TASK REQUIREMENTS: The entries below need to be written out exactly, with no pictures included.

** Begin DATA IN THIS EXERCISE **

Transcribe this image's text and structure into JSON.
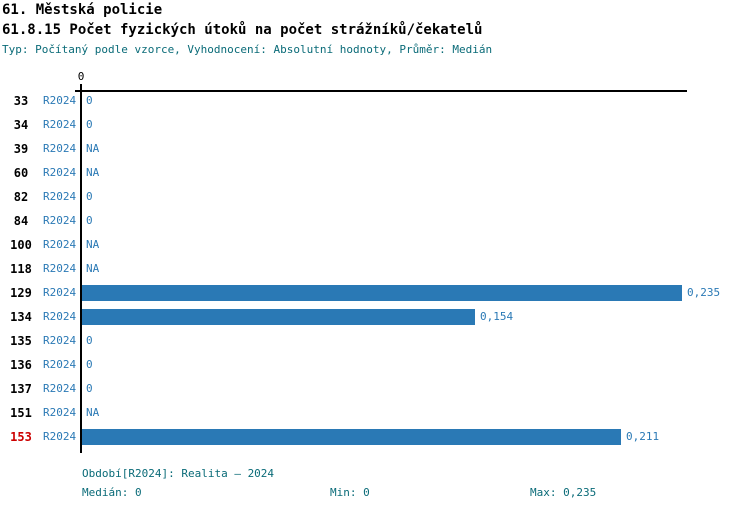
{
  "header": {
    "title": "61. Městská policie",
    "subtitle": "61.8.15 Počet fyzických útoků na počet strážníků/čekatelů",
    "meta": "Typ: Počítaný podle vzorce, Vyhodnocení: Absolutní hodnoty, Průměr: Medián"
  },
  "chart_data": {
    "type": "bar",
    "orientation": "horizontal",
    "series_label": "R2024",
    "axis_tick_label": "0",
    "xlim": [
      0,
      0.235
    ],
    "categories": [
      "33",
      "34",
      "39",
      "60",
      "82",
      "84",
      "100",
      "118",
      "129",
      "134",
      "135",
      "136",
      "137",
      "151",
      "153"
    ],
    "values": [
      0,
      0,
      null,
      null,
      0,
      0,
      null,
      null,
      0.235,
      0.154,
      0,
      0,
      0,
      null,
      0.211
    ],
    "value_labels": [
      "0",
      "0",
      "NA",
      "NA",
      "0",
      "0",
      "NA",
      "NA",
      "0,235",
      "0,154",
      "0",
      "0",
      "0",
      "NA",
      "0,211"
    ],
    "highlighted_category": "153",
    "stats": {
      "median": 0,
      "min": 0,
      "max": 0.235
    },
    "bar_color": "#2a79b5",
    "highlight_color": "#cc0000",
    "grid": false,
    "legend": false
  },
  "footer": {
    "period": "Období[R2024]: Realita – 2024",
    "median": "Medián: 0",
    "min": "Min: 0",
    "max": "Max: 0,235"
  },
  "colors": {
    "accent_blue": "#2a79b5",
    "highlight_red": "#cc0000",
    "meta_teal": "#0a6b78",
    "axis_black": "#000000"
  }
}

** End DATA IN THIS EXERCISE **

OUTPUT:
Transcribe this image's text and structure into JSON.
{
  "header": {
    "title": "61. Městská policie",
    "subtitle": "61.8.15 Počet fyzických útoků na počet strážníků/čekatelů",
    "meta": "Typ: Počítaný podle vzorce, Vyhodnocení: Absolutní hodnoty, Průměr: Medián"
  },
  "chart_data": {
    "type": "bar",
    "orientation": "horizontal",
    "series_label": "R2024",
    "axis_tick_label": "0",
    "xlim": [
      0,
      0.235
    ],
    "categories": [
      "33",
      "34",
      "39",
      "60",
      "82",
      "84",
      "100",
      "118",
      "129",
      "134",
      "135",
      "136",
      "137",
      "151",
      "153"
    ],
    "values": [
      0,
      0,
      null,
      null,
      0,
      0,
      null,
      null,
      0.235,
      0.154,
      0,
      0,
      0,
      null,
      0.211
    ],
    "value_labels": [
      "0",
      "0",
      "NA",
      "NA",
      "0",
      "0",
      "NA",
      "NA",
      "0,235",
      "0,154",
      "0",
      "0",
      "0",
      "NA",
      "0,211"
    ],
    "highlighted_category": "153",
    "stats": {
      "median": 0,
      "min": 0,
      "max": 0.235
    },
    "bar_color": "#2a79b5",
    "highlight_color": "#cc0000",
    "grid": false,
    "legend": false
  },
  "footer": {
    "period": "Období[R2024]: Realita – 2024",
    "median": "Medián: 0",
    "min": "Min: 0",
    "max": "Max: 0,235"
  },
  "colors": {
    "accent_blue": "#2a79b5",
    "highlight_red": "#cc0000",
    "meta_teal": "#0a6b78",
    "axis_black": "#000000"
  }
}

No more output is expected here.